§ **JOB**:
Reproduce every record below exactly as written, but leave out any pictures.

Data records:

====

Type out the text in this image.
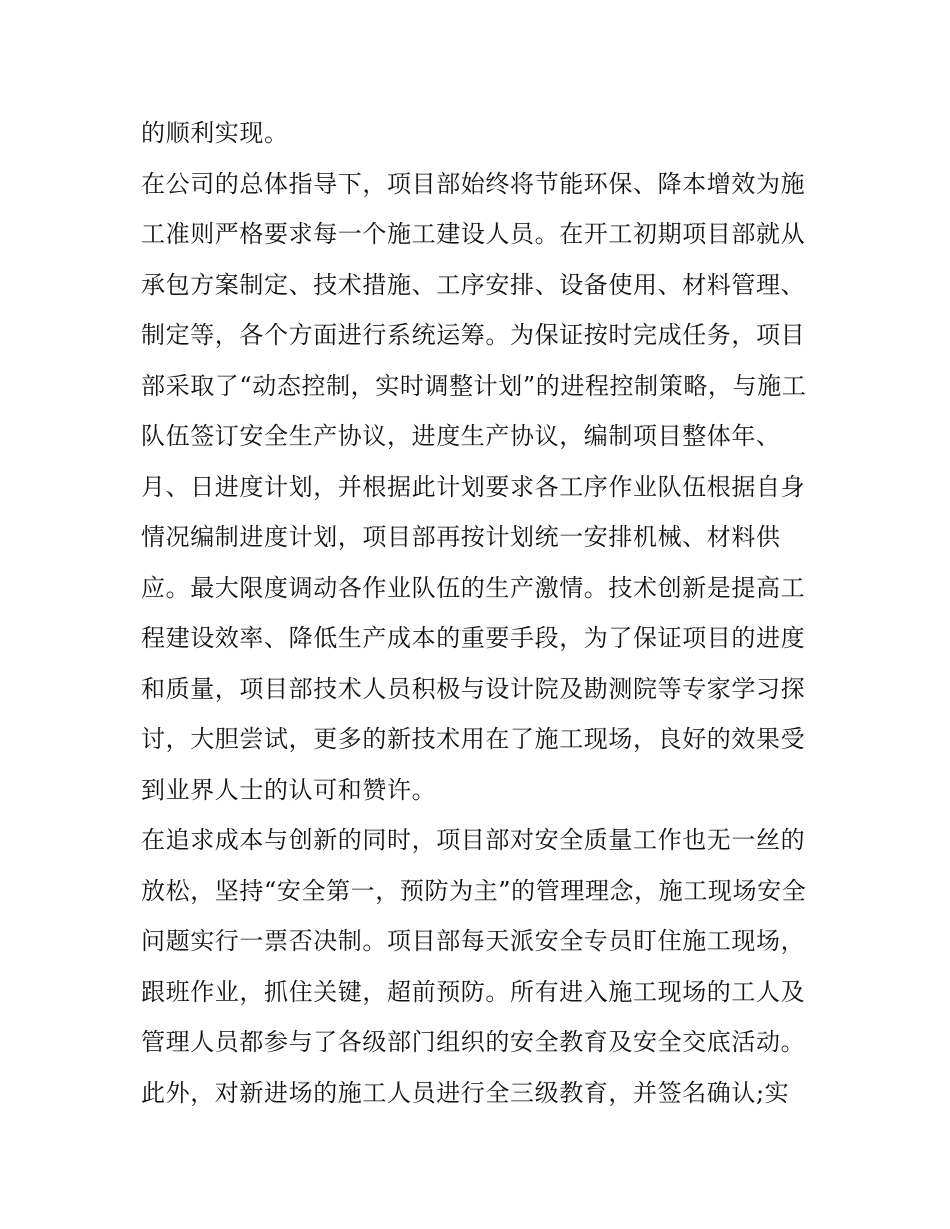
的顺利实现。
在公司的总体指导下，项目部始终将节能环保、降本增效为施
工准则严格要求每一个施工建设人员。在开工初期项目部就从
承包方案制定、技术措施、工序安排、设备使用、材料管理、
制定等，各个方面进行系统运筹。为保证按时完成任务，项目
部采取了“动态控制，实时调整计划”的进程控制策略，与施工
队伍签订安全生产协议，进度生产协议，编制项目整体年、
月、日进度计划，并根据此计划要求各工序作业队伍根据自身
情况编制进度计划，项目部再按计划统一安排机械、材料供
应。最大限度调动各作业队伍的生产激情。技术创新是提高工
程建设效率、降低生产成本的重要手段，为了保证项目的进度
和质量，项目部技术人员积极与设计院及勘测院等专家学习探
讨，大胆尝试，更多的新技术用在了施工现场，良好的效果受
到业界人士的认可和赞许。
在追求成本与创新的同时，项目部对安全质量工作也无一丝的
放松，坚持“安全第一，预防为主”的管理理念，施工现场安全
问题实行一票否决制。项目部每天派安全专员盯住施工现场，
跟班作业，抓住关键，超前预防。所有进入施工现场的工人及
管理人员都参与了各级部门组织的安全教育及安全交底活动。
此外，对新进场的施工人员进行全三级教育，并签名确认;实
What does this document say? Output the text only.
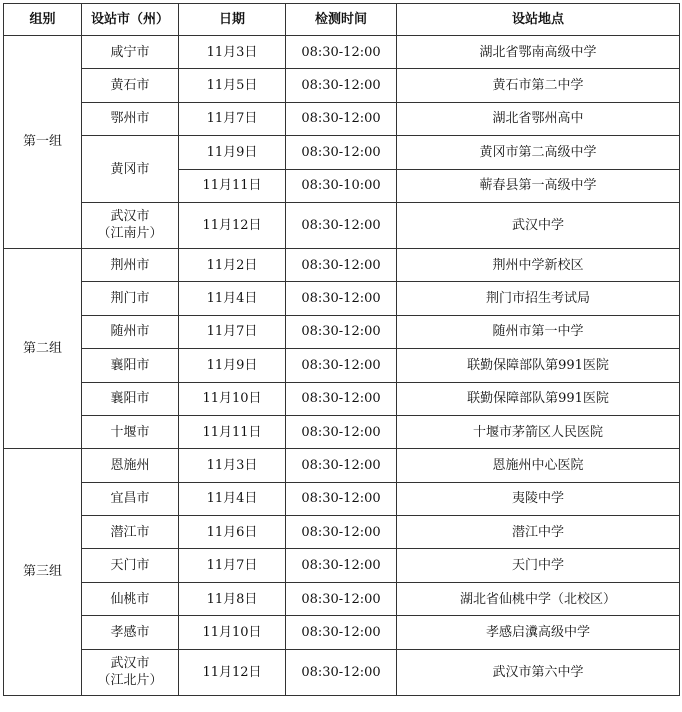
组别	设站市（州）	日期	检测时间	设站地点
第一组	咸宁市	11月3日	08:30-12:00	湖北省鄂南高级中学

	黄石市	11月5日	08:30-12:00	黄石市第二中学

	鄂州市	11月7日	08:30-12:00	湖北省鄂州高中

	黄冈市	11月9日	08:30-12:00	黄冈市第二高级中学
		11月11日	08:30-10:00	蕲春县第一高级中学

	武汉市
（江南片）	11月12日	08:30-12:00	武汉中学
第二组	荆州市	11月2日	08:30-12:00	荆州中学新校区

	荆门市	11月4日	08:30-12:00	荆门市招生考试局

	随州市	11月7日	08:30-12:00	随州市第一中学

	襄阳市	11月9日	08:30-12:00	联勤保障部队第991医院

	襄阳市	11月10日	08:30-12:00	联勤保障部队第991医院

	十堰市	11月11日	08:30-12:00	十堰市茅箭区人民医院
第三组	恩施州	11月3日	08:30-12:00	恩施州中心医院

	宜昌市	11月4日	08:30-12:00	夷陵中学

	潜江市	11月6日	08:30-12:00	潜江中学

	天门市	11月7日	08:30-12:00	天门中学

	仙桃市	11月8日	08:30-12:00	湖北省仙桃中学（北校区）

	孝感市	11月10日	08:30-12:00	孝感启瀵高级中学

	武汉市
（江北片）	11月12日	08:30-12:00	武汉市第六中学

====

§ **EXERCISE ANSWER**:
Type out the text in this image.
的顺利实现。
在公司的总体指导下，项目部始终将节能环保、降本增效为施
工准则严格要求每一个施工建设人员。在开工初期项目部就从
承包方案制定、技术措施、工序安排、设备使用、材料管理、
制定等，各个方面进行系统运筹。为保证按时完成任务，项目
部采取了“动态控制，实时调整计划”的进程控制策略，与施工
队伍签订安全生产协议，进度生产协议，编制项目整体年、
月、日进度计划，并根据此计划要求各工序作业队伍根据自身
情况编制进度计划，项目部再按计划统一安排机械、材料供
应。最大限度调动各作业队伍的生产激情。技术创新是提高工
程建设效率、降低生产成本的重要手段，为了保证项目的进度
和质量，项目部技术人员积极与设计院及勘测院等专家学习探
讨，大胆尝试，更多的新技术用在了施工现场，良好的效果受
到业界人士的认可和赞许。
在追求成本与创新的同时，项目部对安全质量工作也无一丝的
放松，坚持“安全第一，预防为主”的管理理念，施工现场安全
问题实行一票否决制。项目部每天派安全专员盯住施工现场，
跟班作业，抓住关键，超前预防。所有进入施工现场的工人及
管理人员都参与了各级部门组织的安全教育及安全交底活动。
此外，对新进场的施工人员进行全三级教育，并签名确认;实
What does this document say? Output the text only.
组别	设站市（州）	日期	检测时间	设站地点
第一组	咸宁市	11月3日	08:30-12:00	湖北省鄂南高级中学

	黄石市	11月5日	08:30-12:00	黄石市第二中学

	鄂州市	11月7日	08:30-12:00	湖北省鄂州高中

	黄冈市	11月9日	08:30-12:00	黄冈市第二高级中学
		11月11日	08:30-10:00	蕲春县第一高级中学

	武汉市
（江南片）	11月12日	08:30-12:00	武汉中学
第二组	荆州市	11月2日	08:30-12:00	荆州中学新校区

	荆门市	11月4日	08:30-12:00	荆门市招生考试局

	随州市	11月7日	08:30-12:00	随州市第一中学

	襄阳市	11月9日	08:30-12:00	联勤保障部队第991医院

	襄阳市	11月10日	08:30-12:00	联勤保障部队第991医院

	十堰市	11月11日	08:30-12:00	十堰市茅箭区人民医院
第三组	恩施州	11月3日	08:30-12:00	恩施州中心医院

	宜昌市	11月4日	08:30-12:00	夷陵中学

	潜江市	11月6日	08:30-12:00	潜江中学

	天门市	11月7日	08:30-12:00	天门中学

	仙桃市	11月8日	08:30-12:00	湖北省仙桃中学（北校区）

	孝感市	11月10日	08:30-12:00	孝感启瀵高级中学

	武汉市
（江北片）	11月12日	08:30-12:00	武汉市第六中学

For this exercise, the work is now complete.